» **MATERIAL TO PROCESS**
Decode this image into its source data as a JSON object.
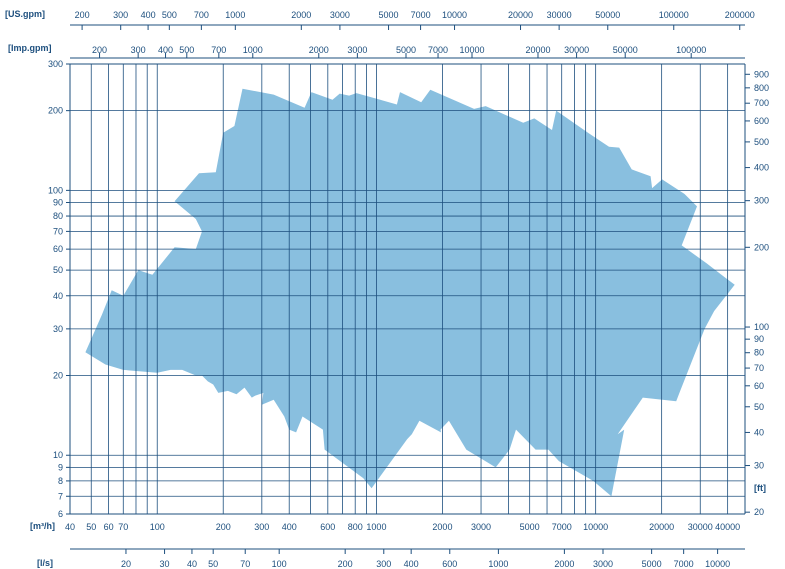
{
  "chart_data": {
    "type": "area",
    "title": "",
    "x_scale": "log",
    "y_scale": "log",
    "grid": true,
    "colors": {
      "area": "#89bfdf",
      "grid": "#1d4f7e",
      "axis": "#1d4f7e",
      "text": "#1d4f7e"
    },
    "axes": {
      "us_gpm": {
        "label": "[US.gpm]",
        "ticks": [
          {
            "v": 200,
            "t": "200"
          },
          {
            "v": 300,
            "t": "300"
          },
          {
            "v": 400,
            "t": "400"
          },
          {
            "v": 500,
            "t": "500"
          },
          {
            "v": 700,
            "t": "700"
          },
          {
            "v": 1000,
            "t": "1000"
          },
          {
            "v": 2000,
            "t": "2000"
          },
          {
            "v": 3000,
            "t": "3000"
          },
          {
            "v": 5000,
            "t": "5000"
          },
          {
            "v": 7000,
            "t": "7000"
          },
          {
            "v": 10000,
            "t": "10000"
          },
          {
            "v": 20000,
            "t": "20000"
          },
          {
            "v": 30000,
            "t": "30000"
          },
          {
            "v": 50000,
            "t": "50000"
          },
          {
            "v": 100000,
            "t": "100000"
          },
          {
            "v": 200000,
            "t": "200000"
          }
        ]
      },
      "imp_gpm": {
        "label": "[Imp.gpm]",
        "ticks": [
          {
            "v": 200,
            "t": "200"
          },
          {
            "v": 300,
            "t": "300"
          },
          {
            "v": 400,
            "t": "400"
          },
          {
            "v": 500,
            "t": "500"
          },
          {
            "v": 700,
            "t": "700"
          },
          {
            "v": 1000,
            "t": "1000"
          },
          {
            "v": 2000,
            "t": "2000"
          },
          {
            "v": 3000,
            "t": "3000"
          },
          {
            "v": 5000,
            "t": "5000"
          },
          {
            "v": 7000,
            "t": "7000"
          },
          {
            "v": 10000,
            "t": "10000"
          },
          {
            "v": 20000,
            "t": "20000"
          },
          {
            "v": 30000,
            "t": "30000"
          },
          {
            "v": 50000,
            "t": "50000"
          },
          {
            "v": 100000,
            "t": "100000"
          }
        ]
      },
      "m3h": {
        "label": "[m³/h]",
        "ticks": [
          {
            "v": 40,
            "t": "40"
          },
          {
            "v": 50,
            "t": "50"
          },
          {
            "v": 60,
            "t": "60"
          },
          {
            "v": 70,
            "t": "70"
          },
          {
            "v": 100,
            "t": "100"
          },
          {
            "v": 200,
            "t": "200"
          },
          {
            "v": 300,
            "t": "300"
          },
          {
            "v": 400,
            "t": "400"
          },
          {
            "v": 600,
            "t": "600"
          },
          {
            "v": 800,
            "t": "800"
          },
          {
            "v": 1000,
            "t": "1000"
          },
          {
            "v": 2000,
            "t": "2000"
          },
          {
            "v": 3000,
            "t": "3000"
          },
          {
            "v": 5000,
            "t": "5000"
          },
          {
            "v": 7000,
            "t": "7000"
          },
          {
            "v": 10000,
            "t": "10000"
          },
          {
            "v": 20000,
            "t": "20000"
          },
          {
            "v": 30000,
            "t": "30000"
          },
          {
            "v": 40000,
            "t": "40000"
          }
        ]
      },
      "ls": {
        "label": "[l/s]",
        "ticks": [
          {
            "v": 20,
            "t": "20"
          },
          {
            "v": 30,
            "t": "30"
          },
          {
            "v": 40,
            "t": "40"
          },
          {
            "v": 50,
            "t": "50"
          },
          {
            "v": 70,
            "t": "70"
          },
          {
            "v": 100,
            "t": "100"
          },
          {
            "v": 200,
            "t": "200"
          },
          {
            "v": 300,
            "t": "300"
          },
          {
            "v": 400,
            "t": "400"
          },
          {
            "v": 600,
            "t": "600"
          },
          {
            "v": 1000,
            "t": "1000"
          },
          {
            "v": 2000,
            "t": "2000"
          },
          {
            "v": 3000,
            "t": "3000"
          },
          {
            "v": 5000,
            "t": "5000"
          },
          {
            "v": 7000,
            "t": "7000"
          },
          {
            "v": 10000,
            "t": "10000"
          }
        ]
      },
      "head_m": {
        "label": "",
        "ticks": [
          {
            "v": 6,
            "t": "6"
          },
          {
            "v": 7,
            "t": "7"
          },
          {
            "v": 8,
            "t": "8"
          },
          {
            "v": 9,
            "t": "9"
          },
          {
            "v": 10,
            "t": "10"
          },
          {
            "v": 20,
            "t": "20"
          },
          {
            "v": 30,
            "t": "30"
          },
          {
            "v": 40,
            "t": "40"
          },
          {
            "v": 50,
            "t": "50"
          },
          {
            "v": 60,
            "t": "60"
          },
          {
            "v": 70,
            "t": "70"
          },
          {
            "v": 80,
            "t": "80"
          },
          {
            "v": 90,
            "t": "90"
          },
          {
            "v": 100,
            "t": "100"
          },
          {
            "v": 200,
            "t": "200"
          },
          {
            "v": 300,
            "t": "300"
          }
        ]
      },
      "head_ft": {
        "label": "[ft]",
        "ticks": [
          {
            "v": 20,
            "t": "20"
          },
          {
            "v": 30,
            "t": "30"
          },
          {
            "v": 40,
            "t": "40"
          },
          {
            "v": 50,
            "t": "50"
          },
          {
            "v": 60,
            "t": "60"
          },
          {
            "v": 70,
            "t": "70"
          },
          {
            "v": 80,
            "t": "80"
          },
          {
            "v": 90,
            "t": "90"
          },
          {
            "v": 100,
            "t": "100"
          },
          {
            "v": 200,
            "t": "200"
          },
          {
            "v": 300,
            "t": "300"
          },
          {
            "v": 400,
            "t": "400"
          },
          {
            "v": 500,
            "t": "500"
          },
          {
            "v": 600,
            "t": "600"
          },
          {
            "v": 700,
            "t": "700"
          },
          {
            "v": 800,
            "t": "800"
          },
          {
            "v": 900,
            "t": "900"
          }
        ]
      }
    },
    "xlim_m3h": [
      40,
      48000
    ],
    "ylim_m": [
      6,
      300
    ],
    "vertical_grid_m3h": [
      50,
      60,
      70,
      80,
      90,
      100,
      200,
      300,
      400,
      500,
      600,
      700,
      800,
      900,
      1000,
      2000,
      3000,
      4000,
      5000,
      6000,
      7000,
      8000,
      9000,
      10000,
      20000,
      30000,
      40000
    ],
    "horizontal_grid_m": [
      7,
      8,
      9,
      10,
      20,
      30,
      40,
      50,
      60,
      70,
      80,
      90,
      100,
      200
    ],
    "coverage_area": {
      "x_unit": "m3/h",
      "y_unit": "m",
      "points": [
        [
          47,
          24.5
        ],
        [
          56,
          34
        ],
        [
          62,
          42
        ],
        [
          70,
          40
        ],
        [
          82,
          50
        ],
        [
          95,
          48
        ],
        [
          120,
          61
        ],
        [
          150,
          60
        ],
        [
          160,
          70
        ],
        [
          150,
          78
        ],
        [
          120,
          91
        ],
        [
          155,
          116
        ],
        [
          185,
          117
        ],
        [
          200,
          165
        ],
        [
          225,
          175
        ],
        [
          245,
          242
        ],
        [
          340,
          230
        ],
        [
          470,
          205
        ],
        [
          505,
          235
        ],
        [
          630,
          220
        ],
        [
          680,
          232
        ],
        [
          750,
          228
        ],
        [
          810,
          233
        ],
        [
          1240,
          211
        ],
        [
          1280,
          235
        ],
        [
          1600,
          215
        ],
        [
          1760,
          240
        ],
        [
          2790,
          203
        ],
        [
          3150,
          208
        ],
        [
          4670,
          180
        ],
        [
          5250,
          187
        ],
        [
          6320,
          169
        ],
        [
          6610,
          200
        ],
        [
          9330,
          164
        ],
        [
          11500,
          146
        ],
        [
          12800,
          145
        ],
        [
          14600,
          120
        ],
        [
          17800,
          113
        ],
        [
          18100,
          102
        ],
        [
          20100,
          110
        ],
        [
          25400,
          97
        ],
        [
          29000,
          87
        ],
        [
          24700,
          62
        ],
        [
          32100,
          53
        ],
        [
          38800,
          47
        ],
        [
          43100,
          44
        ],
        [
          34700,
          35
        ],
        [
          31400,
          30
        ],
        [
          24300,
          17.5
        ],
        [
          23300,
          16
        ],
        [
          16400,
          16.5
        ],
        [
          12600,
          12
        ],
        [
          13500,
          12.5
        ],
        [
          11800,
          7
        ],
        [
          9740,
          8
        ],
        [
          6800,
          9.5
        ],
        [
          6090,
          10.5
        ],
        [
          5320,
          10.5
        ],
        [
          4330,
          12.5
        ],
        [
          4050,
          10.5
        ],
        [
          3500,
          9
        ],
        [
          2570,
          10.5
        ],
        [
          2140,
          13.5
        ],
        [
          1960,
          12.5
        ],
        [
          1970,
          12.2
        ],
        [
          1570,
          13.5
        ],
        [
          1450,
          12
        ],
        [
          1380,
          11.5
        ],
        [
          950,
          7.5
        ],
        [
          870,
          8.2
        ],
        [
          580,
          10.5
        ],
        [
          570,
          12.5
        ],
        [
          460,
          14
        ],
        [
          430,
          12.2
        ],
        [
          400,
          12.5
        ],
        [
          380,
          14
        ],
        [
          340,
          16.2
        ],
        [
          300,
          15.5
        ],
        [
          305,
          17.2
        ],
        [
          280,
          16.8
        ],
        [
          270,
          16.5
        ],
        [
          250,
          18
        ],
        [
          230,
          17
        ],
        [
          210,
          17.5
        ],
        [
          190,
          17.2
        ],
        [
          180,
          18.5
        ],
        [
          170,
          19
        ],
        [
          160,
          20
        ],
        [
          150,
          20
        ],
        [
          130,
          21
        ],
        [
          115,
          21
        ],
        [
          100,
          20.5
        ],
        [
          70,
          21
        ],
        [
          58,
          22
        ],
        [
          47,
          24.5
        ]
      ]
    }
  }
}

» **THE TASK**
Work out how many lines of the listing above include the word "label". Report only the number.

» **RESULT OF THE TASK**
6